--- Start of RECORDS FOR THE EXERCISE ---

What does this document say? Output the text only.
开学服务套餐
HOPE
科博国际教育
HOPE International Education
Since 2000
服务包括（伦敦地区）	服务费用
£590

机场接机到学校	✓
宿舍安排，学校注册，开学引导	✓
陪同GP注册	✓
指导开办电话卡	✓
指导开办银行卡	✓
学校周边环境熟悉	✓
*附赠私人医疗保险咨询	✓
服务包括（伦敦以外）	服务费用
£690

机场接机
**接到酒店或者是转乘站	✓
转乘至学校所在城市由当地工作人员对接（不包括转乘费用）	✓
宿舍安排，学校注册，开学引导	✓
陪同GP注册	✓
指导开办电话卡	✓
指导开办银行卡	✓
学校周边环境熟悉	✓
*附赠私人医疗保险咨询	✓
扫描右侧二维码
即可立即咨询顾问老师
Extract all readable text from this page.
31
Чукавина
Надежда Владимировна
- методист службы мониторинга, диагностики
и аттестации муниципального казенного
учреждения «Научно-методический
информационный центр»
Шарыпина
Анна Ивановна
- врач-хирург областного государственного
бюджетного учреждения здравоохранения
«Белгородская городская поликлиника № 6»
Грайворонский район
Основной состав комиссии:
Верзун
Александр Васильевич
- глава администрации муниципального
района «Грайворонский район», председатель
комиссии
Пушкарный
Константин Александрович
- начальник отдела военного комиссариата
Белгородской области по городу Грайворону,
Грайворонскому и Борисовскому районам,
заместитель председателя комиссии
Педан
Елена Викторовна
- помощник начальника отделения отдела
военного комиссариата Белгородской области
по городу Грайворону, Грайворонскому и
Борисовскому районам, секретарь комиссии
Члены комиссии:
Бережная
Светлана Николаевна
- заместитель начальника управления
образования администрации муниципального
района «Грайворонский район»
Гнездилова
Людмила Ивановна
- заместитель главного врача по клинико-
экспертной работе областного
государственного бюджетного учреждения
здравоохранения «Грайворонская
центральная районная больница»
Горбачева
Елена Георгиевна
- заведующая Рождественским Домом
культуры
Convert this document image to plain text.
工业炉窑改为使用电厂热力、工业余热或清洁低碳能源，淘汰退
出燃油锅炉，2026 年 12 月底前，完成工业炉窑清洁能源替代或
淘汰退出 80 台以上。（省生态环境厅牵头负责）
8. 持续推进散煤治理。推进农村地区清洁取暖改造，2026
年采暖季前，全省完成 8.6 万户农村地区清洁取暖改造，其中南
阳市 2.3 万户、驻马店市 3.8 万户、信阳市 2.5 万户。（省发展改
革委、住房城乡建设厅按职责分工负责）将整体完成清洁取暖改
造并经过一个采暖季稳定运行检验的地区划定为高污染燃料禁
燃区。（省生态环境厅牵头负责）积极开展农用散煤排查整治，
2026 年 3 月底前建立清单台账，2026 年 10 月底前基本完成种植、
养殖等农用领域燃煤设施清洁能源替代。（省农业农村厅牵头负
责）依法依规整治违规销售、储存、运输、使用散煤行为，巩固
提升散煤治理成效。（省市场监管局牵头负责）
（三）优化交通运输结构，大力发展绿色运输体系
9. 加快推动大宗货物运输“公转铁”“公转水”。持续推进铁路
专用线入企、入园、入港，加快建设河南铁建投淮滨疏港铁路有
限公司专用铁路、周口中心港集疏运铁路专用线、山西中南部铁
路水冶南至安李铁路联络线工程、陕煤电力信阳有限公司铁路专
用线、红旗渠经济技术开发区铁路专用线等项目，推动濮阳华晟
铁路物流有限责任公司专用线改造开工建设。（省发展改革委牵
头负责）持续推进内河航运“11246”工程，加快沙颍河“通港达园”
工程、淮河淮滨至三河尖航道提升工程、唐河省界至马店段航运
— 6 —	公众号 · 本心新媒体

--- End of RECORDS FOR THE EXERCISE ---

[GOAL]
Include both ends. Return the line holding "Convert this document image to plain text." and all lines after it in the records above, exactly as written.

[WRITTEN RESPONSE]
Convert this document image to plain text.
工业炉窑改为使用电厂热力、工业余热或清洁低碳能源，淘汰退
出燃油锅炉，2026 年 12 月底前，完成工业炉窑清洁能源替代或
淘汰退出 80 台以上。（省生态环境厅牵头负责）
8. 持续推进散煤治理。推进农村地区清洁取暖改造，2026
年采暖季前，全省完成 8.6 万户农村地区清洁取暖改造，其中南
阳市 2.3 万户、驻马店市 3.8 万户、信阳市 2.5 万户。（省发展改
革委、住房城乡建设厅按职责分工负责）将整体完成清洁取暖改
造并经过一个采暖季稳定运行检验的地区划定为高污染燃料禁
燃区。（省生态环境厅牵头负责）积极开展农用散煤排查整治，
2026 年 3 月底前建立清单台账，2026 年 10 月底前基本完成种植、
养殖等农用领域燃煤设施清洁能源替代。（省农业农村厅牵头负
责）依法依规整治违规销售、储存、运输、使用散煤行为，巩固
提升散煤治理成效。（省市场监管局牵头负责）
（三）优化交通运输结构，大力发展绿色运输体系
9. 加快推动大宗货物运输“公转铁”“公转水”。持续推进铁路
专用线入企、入园、入港，加快建设河南铁建投淮滨疏港铁路有
限公司专用铁路、周口中心港集疏运铁路专用线、山西中南部铁
路水冶南至安李铁路联络线工程、陕煤电力信阳有限公司铁路专
用线、红旗渠经济技术开发区铁路专用线等项目，推动濮阳华晟
铁路物流有限责任公司专用线改造开工建设。（省发展改革委牵
头负责）持续推进内河航运“11246”工程，加快沙颍河“通港达园”
工程、淮河淮滨至三河尖航道提升工程、唐河省界至马店段航运
— 6 —	公众号 · 本心新媒体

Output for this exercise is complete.